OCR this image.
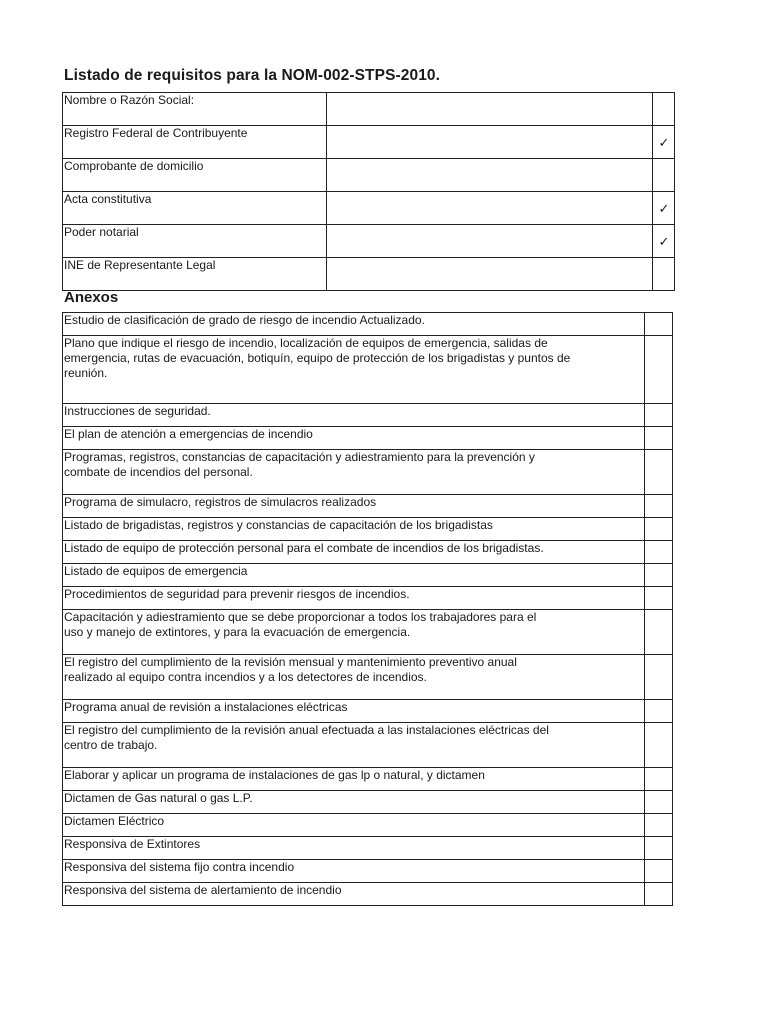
Listado de requisitos para la NOM-002-STPS-2010.
Nombre o Razón Social:		
Registro Federal de Contribuyente		✓
Comprobante de domicilio		
Acta constitutiva		✓
Poder notarial		✓
INE de Representante Legal		
Anexos
Estudio de clasificación de grado de riesgo de incendio Actualizado.	
Plano que indique el riesgo de incendio, localización de equipos de emergencia, salidas de
emergencia, rutas de evacuación, botiquín, equipo de protección de los brigadistas y puntos de
reunión.	
Instrucciones de seguridad.	
El plan de atención a emergencias de incendio	
Programas, registros, constancias de capacitación y adiestramiento para la prevención y
combate de incendios del personal.	
Programa de simulacro, registros de simulacros realizados	
Listado de brigadistas, registros y constancias de capacitación de los brigadistas	
Listado de equipo de protección personal para el combate de incendios de los brigadistas.	
Listado de equipos de emergencia	
Procedimientos de seguridad para prevenir riesgos de incendios.	
Capacitación y adiestramiento que se debe proporcionar a todos los trabajadores para el
uso y manejo de extintores, y para la evacuación de emergencia.	
El registro del cumplimiento de la revisión mensual y mantenimiento preventivo anual
realizado al equipo contra incendios y a los detectores de incendios.	
Programa anual de revisión a instalaciones eléctricas	
El registro del cumplimiento de la revisión anual efectuada a las instalaciones eléctricas del
centro de trabajo.	
Elaborar y aplicar un programa de instalaciones de gas lp o natural, y dictamen	
Dictamen de Gas natural o gas L.P.	
Dictamen Eléctrico	
Responsiva de Extintores	
Responsiva del sistema fijo contra incendio	
Responsiva del sistema de alertamiento de incendio	
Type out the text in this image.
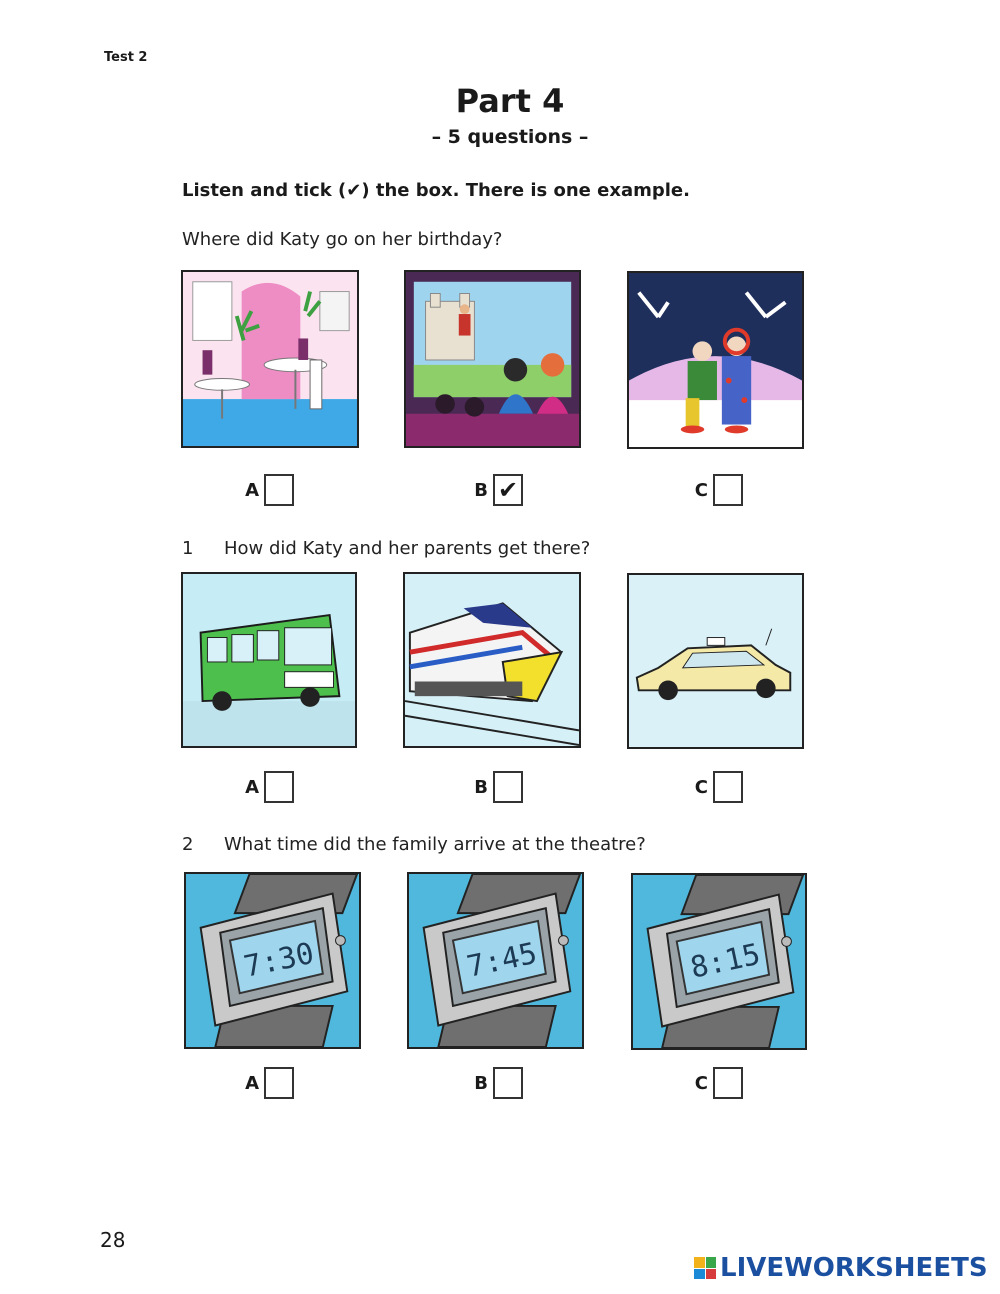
Test 2
Part 4
– 5 questions –
Listen and tick (✔) the box. There is one example.
Where did Katy go on her birthday?
A	B ✔	C
1 How did Katy and her parents get there?
A	B	C
2 What time did the family arrive at the theatre?
7:30	7:45	8:15
A	B	C
28
LIVEWORKSHEETS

• _GIVEN PROBLEM_
Write down the number of lines where the word "combate" appears, and nothing further.

• _PROBLEM SOLUTION_
2